Assigned task |
Keeping pictures out of the copy, restate each record word for word.
= = = = = = =
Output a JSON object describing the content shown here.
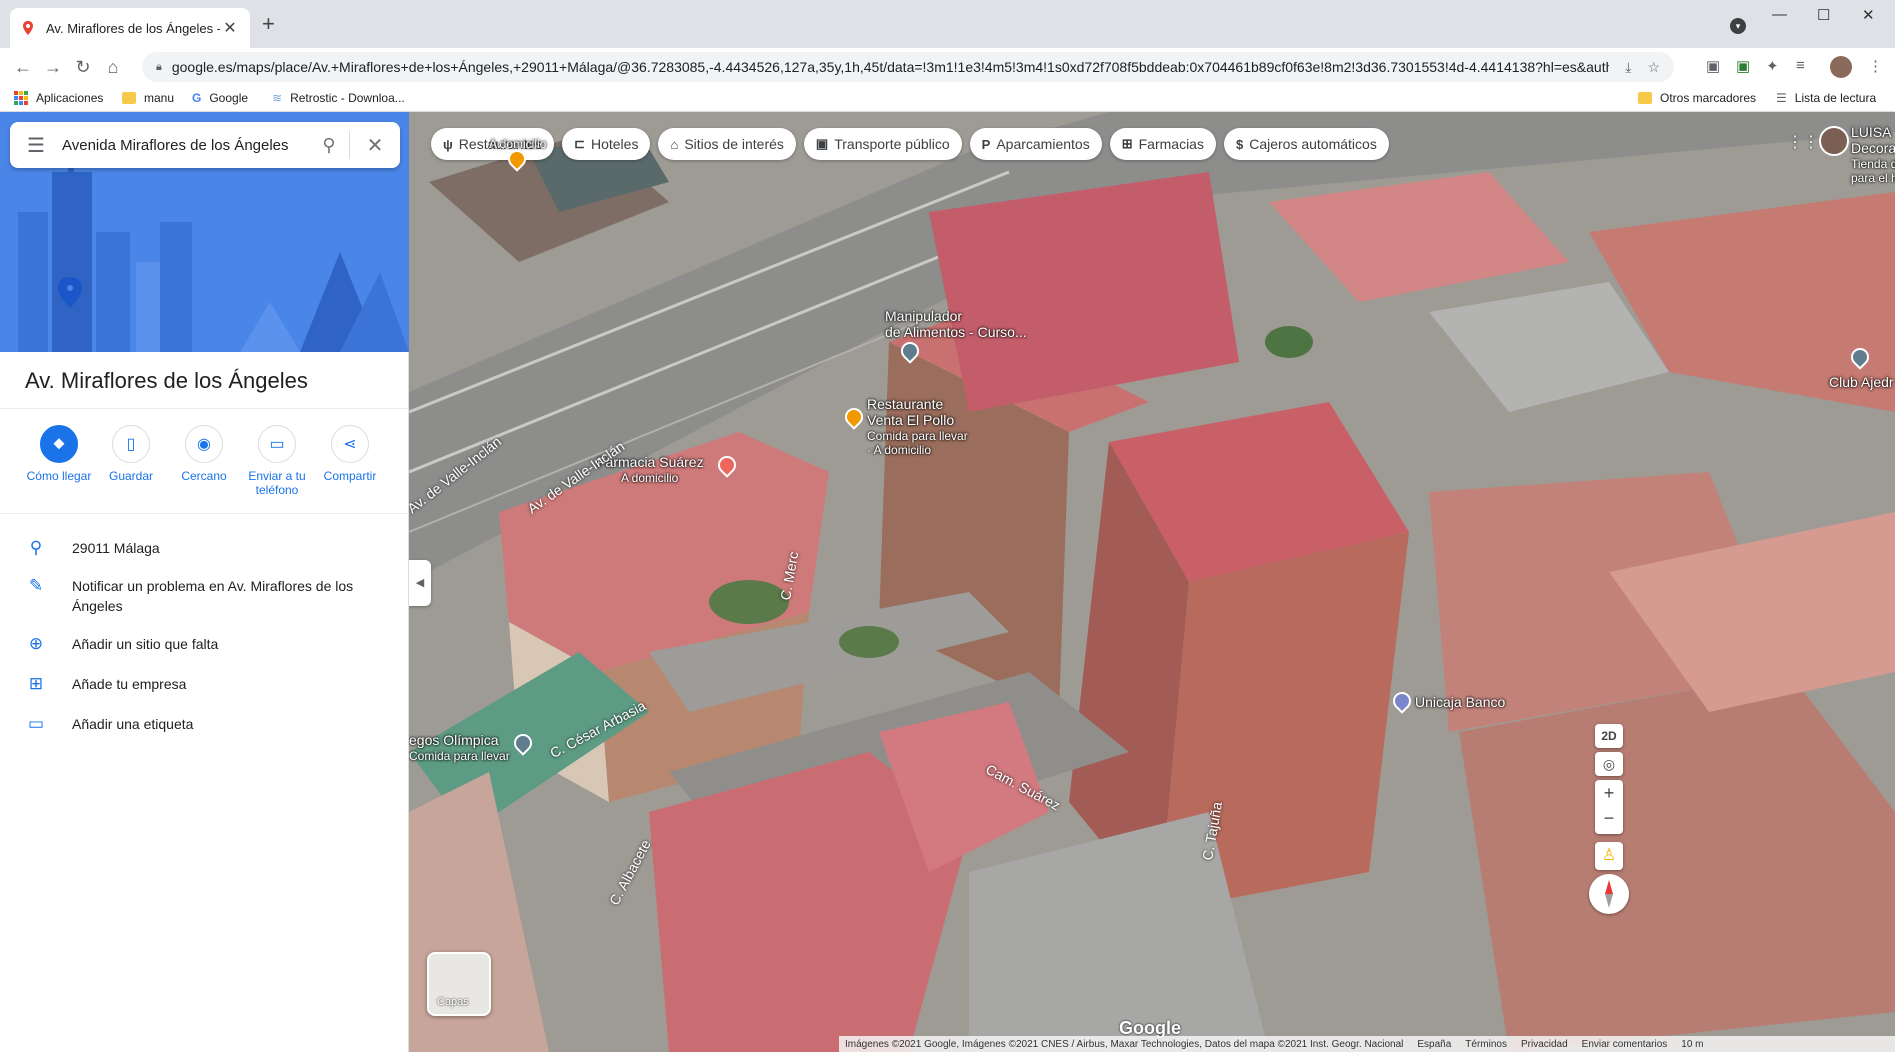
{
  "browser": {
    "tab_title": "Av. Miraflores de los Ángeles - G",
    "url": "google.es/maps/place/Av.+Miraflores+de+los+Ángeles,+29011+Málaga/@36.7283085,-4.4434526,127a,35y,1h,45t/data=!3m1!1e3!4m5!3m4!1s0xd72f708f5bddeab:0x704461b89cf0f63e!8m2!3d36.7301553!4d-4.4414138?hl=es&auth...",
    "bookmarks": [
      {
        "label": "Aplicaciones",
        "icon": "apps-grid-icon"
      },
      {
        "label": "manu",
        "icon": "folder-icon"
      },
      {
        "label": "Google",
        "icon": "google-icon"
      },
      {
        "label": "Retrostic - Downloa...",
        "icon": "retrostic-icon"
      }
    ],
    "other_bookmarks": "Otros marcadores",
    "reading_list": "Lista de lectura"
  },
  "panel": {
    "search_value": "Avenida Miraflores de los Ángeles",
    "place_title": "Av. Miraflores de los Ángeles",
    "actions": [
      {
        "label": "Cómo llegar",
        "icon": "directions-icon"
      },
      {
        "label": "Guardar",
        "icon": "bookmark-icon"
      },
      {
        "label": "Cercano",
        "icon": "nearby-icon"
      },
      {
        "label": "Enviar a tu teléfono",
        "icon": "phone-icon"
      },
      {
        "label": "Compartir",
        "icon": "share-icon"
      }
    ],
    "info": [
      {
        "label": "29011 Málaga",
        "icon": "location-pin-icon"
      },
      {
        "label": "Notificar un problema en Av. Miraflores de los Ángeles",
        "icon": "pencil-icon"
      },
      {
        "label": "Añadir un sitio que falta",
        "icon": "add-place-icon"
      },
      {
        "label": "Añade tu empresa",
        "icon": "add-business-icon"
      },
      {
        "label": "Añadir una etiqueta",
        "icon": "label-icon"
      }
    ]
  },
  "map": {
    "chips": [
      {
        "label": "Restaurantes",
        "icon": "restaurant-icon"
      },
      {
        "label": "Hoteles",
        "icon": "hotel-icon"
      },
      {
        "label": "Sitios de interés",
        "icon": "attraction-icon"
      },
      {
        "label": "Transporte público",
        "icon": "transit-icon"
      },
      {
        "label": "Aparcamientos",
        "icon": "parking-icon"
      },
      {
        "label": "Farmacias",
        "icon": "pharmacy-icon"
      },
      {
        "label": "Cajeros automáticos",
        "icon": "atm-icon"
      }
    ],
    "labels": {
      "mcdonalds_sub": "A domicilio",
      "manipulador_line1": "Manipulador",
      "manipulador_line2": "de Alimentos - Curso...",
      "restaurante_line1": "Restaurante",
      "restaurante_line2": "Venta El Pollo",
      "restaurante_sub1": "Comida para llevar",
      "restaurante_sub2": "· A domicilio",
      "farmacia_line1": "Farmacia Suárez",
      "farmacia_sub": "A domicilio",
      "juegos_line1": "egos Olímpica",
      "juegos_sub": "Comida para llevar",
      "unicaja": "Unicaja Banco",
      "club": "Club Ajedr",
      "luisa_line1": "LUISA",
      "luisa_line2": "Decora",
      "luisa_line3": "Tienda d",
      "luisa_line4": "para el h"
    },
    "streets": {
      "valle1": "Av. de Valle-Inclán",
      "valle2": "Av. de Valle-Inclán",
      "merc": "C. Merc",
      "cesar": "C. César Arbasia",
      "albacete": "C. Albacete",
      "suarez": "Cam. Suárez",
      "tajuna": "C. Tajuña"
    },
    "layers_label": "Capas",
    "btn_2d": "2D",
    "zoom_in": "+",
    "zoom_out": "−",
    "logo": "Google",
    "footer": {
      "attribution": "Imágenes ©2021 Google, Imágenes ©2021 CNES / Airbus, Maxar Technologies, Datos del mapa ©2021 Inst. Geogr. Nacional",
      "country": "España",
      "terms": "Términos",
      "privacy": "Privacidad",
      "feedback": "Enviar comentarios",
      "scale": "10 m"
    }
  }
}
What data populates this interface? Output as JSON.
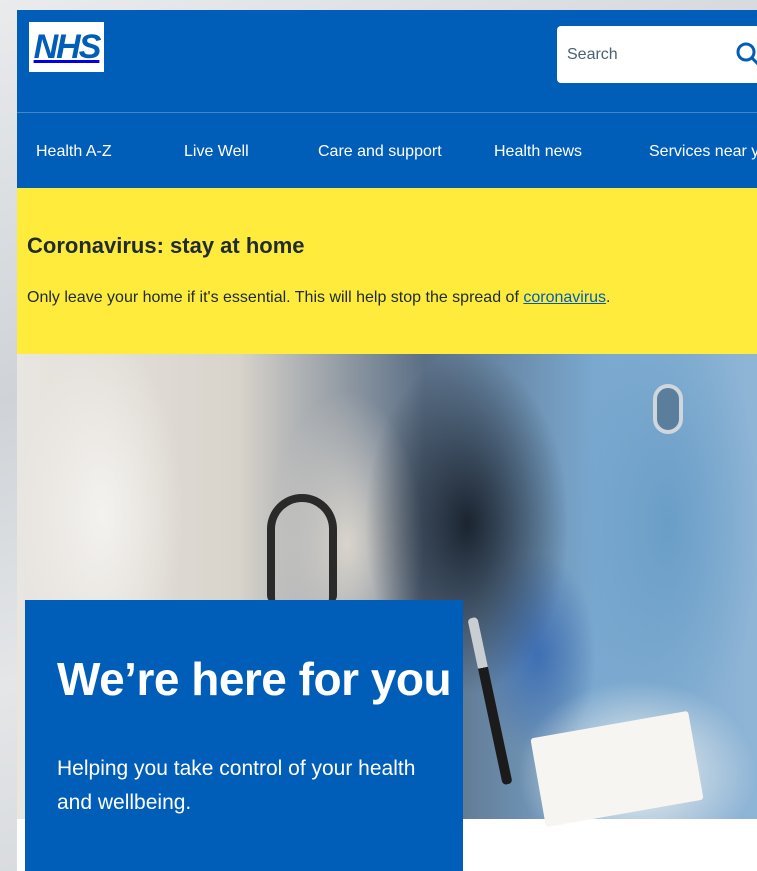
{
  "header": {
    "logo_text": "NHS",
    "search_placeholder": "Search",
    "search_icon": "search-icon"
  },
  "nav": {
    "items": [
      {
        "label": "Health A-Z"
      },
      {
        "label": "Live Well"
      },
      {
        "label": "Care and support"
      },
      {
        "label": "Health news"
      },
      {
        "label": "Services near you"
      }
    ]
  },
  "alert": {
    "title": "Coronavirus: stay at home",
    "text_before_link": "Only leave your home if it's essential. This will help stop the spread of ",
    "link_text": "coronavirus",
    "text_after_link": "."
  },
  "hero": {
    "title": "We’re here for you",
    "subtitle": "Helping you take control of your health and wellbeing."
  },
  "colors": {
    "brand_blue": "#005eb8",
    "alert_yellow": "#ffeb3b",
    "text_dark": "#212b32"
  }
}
= = = = = = =
Answer area |
Output a JSON object describing the content shown here.
{
  "browser": {
    "tab_title": "Av. Miraflores de los Ángeles - G",
    "url": "google.es/maps/place/Av.+Miraflores+de+los+Ángeles,+29011+Málaga/@36.7283085,-4.4434526,127a,35y,1h,45t/data=!3m1!1e3!4m5!3m4!1s0xd72f708f5bddeab:0x704461b89cf0f63e!8m2!3d36.7301553!4d-4.4414138?hl=es&auth...",
    "bookmarks": [
      {
        "label": "Aplicaciones",
        "icon": "apps-grid-icon"
      },
      {
        "label": "manu",
        "icon": "folder-icon"
      },
      {
        "label": "Google",
        "icon": "google-icon"
      },
      {
        "label": "Retrostic - Downloa...",
        "icon": "retrostic-icon"
      }
    ],
    "other_bookmarks": "Otros marcadores",
    "reading_list": "Lista de lectura"
  },
  "panel": {
    "search_value": "Avenida Miraflores de los Ángeles",
    "place_title": "Av. Miraflores de los Ángeles",
    "actions": [
      {
        "label": "Cómo llegar",
        "icon": "directions-icon"
      },
      {
        "label": "Guardar",
        "icon": "bookmark-icon"
      },
      {
        "label": "Cercano",
        "icon": "nearby-icon"
      },
      {
        "label": "Enviar a tu teléfono",
        "icon": "phone-icon"
      },
      {
        "label": "Compartir",
        "icon": "share-icon"
      }
    ],
    "info": [
      {
        "label": "29011 Málaga",
        "icon": "location-pin-icon"
      },
      {
        "label": "Notificar un problema en Av. Miraflores de los Ángeles",
        "icon": "pencil-icon"
      },
      {
        "label": "Añadir un sitio que falta",
        "icon": "add-place-icon"
      },
      {
        "label": "Añade tu empresa",
        "icon": "add-business-icon"
      },
      {
        "label": "Añadir una etiqueta",
        "icon": "label-icon"
      }
    ]
  },
  "map": {
    "chips": [
      {
        "label": "Restaurantes",
        "icon": "restaurant-icon"
      },
      {
        "label": "Hoteles",
        "icon": "hotel-icon"
      },
      {
        "label": "Sitios de interés",
        "icon": "attraction-icon"
      },
      {
        "label": "Transporte público",
        "icon": "transit-icon"
      },
      {
        "label": "Aparcamientos",
        "icon": "parking-icon"
      },
      {
        "label": "Farmacias",
        "icon": "pharmacy-icon"
      },
      {
        "label": "Cajeros automáticos",
        "icon": "atm-icon"
      }
    ],
    "labels": {
      "mcdonalds_sub": "A domicilio",
      "manipulador_line1": "Manipulador",
      "manipulador_line2": "de Alimentos - Curso...",
      "restaurante_line1": "Restaurante",
      "restaurante_line2": "Venta El Pollo",
      "restaurante_sub1": "Comida para llevar",
      "restaurante_sub2": "· A domicilio",
      "farmacia_line1": "Farmacia Suárez",
      "farmacia_sub": "A domicilio",
      "juegos_line1": "egos Olímpica",
      "juegos_sub": "Comida para llevar",
      "unicaja": "Unicaja Banco",
      "club": "Club Ajedr",
      "luisa_line1": "LUISA",
      "luisa_line2": "Decora",
      "luisa_line3": "Tienda d",
      "luisa_line4": "para el h"
    },
    "streets": {
      "valle1": "Av. de Valle-Inclán",
      "valle2": "Av. de Valle-Inclán",
      "merc": "C. Merc",
      "cesar": "C. César Arbasia",
      "albacete": "C. Albacete",
      "suarez": "Cam. Suárez",
      "tajuna": "C. Tajuña"
    },
    "layers_label": "Capas",
    "btn_2d": "2D",
    "zoom_in": "+",
    "zoom_out": "−",
    "logo": "Google",
    "footer": {
      "attribution": "Imágenes ©2021 Google, Imágenes ©2021 CNES / Airbus, Maxar Technologies, Datos del mapa ©2021 Inst. Geogr. Nacional",
      "country": "España",
      "terms": "Términos",
      "privacy": "Privacidad",
      "feedback": "Enviar comentarios",
      "scale": "10 m"
    }
  }
}
What data populates this interface? Output as JSON.
{
  "header": {
    "logo_text": "NHS",
    "search_placeholder": "Search",
    "search_icon": "search-icon"
  },
  "nav": {
    "items": [
      {
        "label": "Health A-Z"
      },
      {
        "label": "Live Well"
      },
      {
        "label": "Care and support"
      },
      {
        "label": "Health news"
      },
      {
        "label": "Services near you"
      }
    ]
  },
  "alert": {
    "title": "Coronavirus: stay at home",
    "text_before_link": "Only leave your home if it's essential. This will help stop the spread of ",
    "link_text": "coronavirus",
    "text_after_link": "."
  },
  "hero": {
    "title": "We’re here for you",
    "subtitle": "Helping you take control of your health and wellbeing."
  },
  "colors": {
    "brand_blue": "#005eb8",
    "alert_yellow": "#ffeb3b",
    "text_dark": "#212b32"
  }
}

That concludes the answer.